== AIM ==
Show each line of the data below that has the string "Baltimore" in it.

== EXTRACTED RECORDS ==

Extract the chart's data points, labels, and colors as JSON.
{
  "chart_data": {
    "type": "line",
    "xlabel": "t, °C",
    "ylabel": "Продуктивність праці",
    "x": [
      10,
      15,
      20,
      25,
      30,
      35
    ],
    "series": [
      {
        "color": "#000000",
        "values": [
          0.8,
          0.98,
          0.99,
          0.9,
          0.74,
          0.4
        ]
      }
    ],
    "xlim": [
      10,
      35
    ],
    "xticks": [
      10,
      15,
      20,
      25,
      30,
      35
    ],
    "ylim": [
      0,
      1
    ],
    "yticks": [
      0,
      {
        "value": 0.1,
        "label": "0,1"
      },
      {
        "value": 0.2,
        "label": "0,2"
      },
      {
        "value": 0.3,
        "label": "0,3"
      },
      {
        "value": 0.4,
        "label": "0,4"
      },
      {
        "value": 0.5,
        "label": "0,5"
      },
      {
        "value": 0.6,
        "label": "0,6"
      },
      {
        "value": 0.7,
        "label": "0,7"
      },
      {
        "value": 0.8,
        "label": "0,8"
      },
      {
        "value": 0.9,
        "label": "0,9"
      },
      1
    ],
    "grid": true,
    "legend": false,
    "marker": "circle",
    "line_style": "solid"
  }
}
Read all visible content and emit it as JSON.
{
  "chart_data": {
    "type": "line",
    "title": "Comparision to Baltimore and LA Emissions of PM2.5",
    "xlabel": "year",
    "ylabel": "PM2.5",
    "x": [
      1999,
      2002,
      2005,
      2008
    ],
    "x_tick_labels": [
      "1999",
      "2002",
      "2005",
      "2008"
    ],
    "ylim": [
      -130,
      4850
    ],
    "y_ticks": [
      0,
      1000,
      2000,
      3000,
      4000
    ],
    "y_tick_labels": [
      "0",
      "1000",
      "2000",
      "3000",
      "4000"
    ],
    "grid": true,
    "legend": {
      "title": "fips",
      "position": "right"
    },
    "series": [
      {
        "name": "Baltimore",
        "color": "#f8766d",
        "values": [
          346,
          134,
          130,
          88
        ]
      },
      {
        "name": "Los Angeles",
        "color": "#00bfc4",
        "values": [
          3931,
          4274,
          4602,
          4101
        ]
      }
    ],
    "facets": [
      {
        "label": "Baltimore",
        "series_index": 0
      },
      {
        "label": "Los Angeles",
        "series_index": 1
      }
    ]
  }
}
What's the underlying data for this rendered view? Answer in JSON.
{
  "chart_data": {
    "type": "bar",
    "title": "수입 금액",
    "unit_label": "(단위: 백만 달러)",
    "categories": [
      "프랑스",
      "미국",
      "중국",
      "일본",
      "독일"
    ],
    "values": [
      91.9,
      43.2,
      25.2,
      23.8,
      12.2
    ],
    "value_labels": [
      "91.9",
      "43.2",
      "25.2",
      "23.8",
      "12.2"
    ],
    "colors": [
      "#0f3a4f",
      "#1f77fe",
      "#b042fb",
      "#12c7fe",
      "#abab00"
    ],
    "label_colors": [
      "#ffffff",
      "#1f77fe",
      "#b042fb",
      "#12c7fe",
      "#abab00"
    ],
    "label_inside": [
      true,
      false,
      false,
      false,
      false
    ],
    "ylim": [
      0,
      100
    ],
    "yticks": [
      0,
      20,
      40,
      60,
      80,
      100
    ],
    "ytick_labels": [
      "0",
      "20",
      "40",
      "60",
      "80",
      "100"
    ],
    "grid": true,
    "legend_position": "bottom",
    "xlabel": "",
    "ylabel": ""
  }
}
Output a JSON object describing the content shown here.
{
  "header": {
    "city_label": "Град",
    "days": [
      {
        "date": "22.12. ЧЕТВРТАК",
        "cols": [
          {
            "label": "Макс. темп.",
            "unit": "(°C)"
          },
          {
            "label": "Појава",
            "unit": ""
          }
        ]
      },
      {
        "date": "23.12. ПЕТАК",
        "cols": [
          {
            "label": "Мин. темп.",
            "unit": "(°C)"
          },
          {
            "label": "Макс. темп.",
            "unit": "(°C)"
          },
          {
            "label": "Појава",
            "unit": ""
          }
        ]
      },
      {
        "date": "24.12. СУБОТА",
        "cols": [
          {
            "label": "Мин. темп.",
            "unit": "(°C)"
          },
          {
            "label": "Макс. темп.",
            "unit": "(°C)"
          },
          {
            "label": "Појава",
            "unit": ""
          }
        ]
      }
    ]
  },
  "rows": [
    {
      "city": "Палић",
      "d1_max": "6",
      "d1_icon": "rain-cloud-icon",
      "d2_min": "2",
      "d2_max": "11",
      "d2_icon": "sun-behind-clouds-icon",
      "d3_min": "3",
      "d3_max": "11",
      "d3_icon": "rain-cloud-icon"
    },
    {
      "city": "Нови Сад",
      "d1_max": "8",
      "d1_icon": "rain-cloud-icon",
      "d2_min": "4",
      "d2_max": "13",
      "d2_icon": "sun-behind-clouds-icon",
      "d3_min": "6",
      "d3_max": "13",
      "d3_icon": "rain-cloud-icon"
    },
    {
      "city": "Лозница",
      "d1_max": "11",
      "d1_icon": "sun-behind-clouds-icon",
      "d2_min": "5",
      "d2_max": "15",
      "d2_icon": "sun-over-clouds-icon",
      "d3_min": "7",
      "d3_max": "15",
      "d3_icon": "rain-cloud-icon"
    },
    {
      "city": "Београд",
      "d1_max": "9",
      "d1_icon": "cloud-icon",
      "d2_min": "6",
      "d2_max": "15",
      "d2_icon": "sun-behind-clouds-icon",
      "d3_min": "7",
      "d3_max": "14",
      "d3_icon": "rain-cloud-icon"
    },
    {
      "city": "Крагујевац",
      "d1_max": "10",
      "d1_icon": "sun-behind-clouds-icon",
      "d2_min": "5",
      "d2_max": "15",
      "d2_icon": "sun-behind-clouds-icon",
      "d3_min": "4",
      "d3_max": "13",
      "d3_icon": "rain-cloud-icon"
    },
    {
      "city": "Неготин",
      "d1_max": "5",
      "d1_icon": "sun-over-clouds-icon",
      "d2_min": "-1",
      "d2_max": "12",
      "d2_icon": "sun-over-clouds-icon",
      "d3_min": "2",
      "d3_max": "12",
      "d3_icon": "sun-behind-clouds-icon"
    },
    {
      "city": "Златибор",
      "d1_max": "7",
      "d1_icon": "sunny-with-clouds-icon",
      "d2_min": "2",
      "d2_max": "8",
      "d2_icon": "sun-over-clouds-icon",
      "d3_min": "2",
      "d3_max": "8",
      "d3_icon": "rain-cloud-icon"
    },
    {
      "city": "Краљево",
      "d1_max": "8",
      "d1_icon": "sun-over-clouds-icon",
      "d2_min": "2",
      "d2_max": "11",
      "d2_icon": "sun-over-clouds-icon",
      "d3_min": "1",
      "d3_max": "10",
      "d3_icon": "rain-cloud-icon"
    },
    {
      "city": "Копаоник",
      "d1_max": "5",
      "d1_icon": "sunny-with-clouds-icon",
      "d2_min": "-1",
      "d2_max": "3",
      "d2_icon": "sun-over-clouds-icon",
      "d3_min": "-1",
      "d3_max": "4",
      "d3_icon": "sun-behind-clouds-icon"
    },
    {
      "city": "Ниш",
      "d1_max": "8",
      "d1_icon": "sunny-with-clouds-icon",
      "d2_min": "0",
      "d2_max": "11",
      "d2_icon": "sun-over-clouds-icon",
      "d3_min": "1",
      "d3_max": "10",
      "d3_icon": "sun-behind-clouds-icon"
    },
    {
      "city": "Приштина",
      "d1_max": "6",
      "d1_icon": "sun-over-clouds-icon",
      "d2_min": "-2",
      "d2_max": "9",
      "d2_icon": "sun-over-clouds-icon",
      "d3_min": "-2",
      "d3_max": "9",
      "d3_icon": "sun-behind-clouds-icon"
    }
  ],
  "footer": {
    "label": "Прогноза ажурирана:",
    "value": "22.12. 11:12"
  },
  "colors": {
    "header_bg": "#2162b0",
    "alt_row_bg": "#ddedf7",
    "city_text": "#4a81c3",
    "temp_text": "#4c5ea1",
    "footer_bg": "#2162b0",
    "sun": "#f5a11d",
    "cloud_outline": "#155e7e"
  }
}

== RESULT FOR THIS EXERCISE ==
    "title": "Comparision to Baltimore and LA Emissions of PM2.5",
        "name": "Baltimore",
        "label": "Baltimore",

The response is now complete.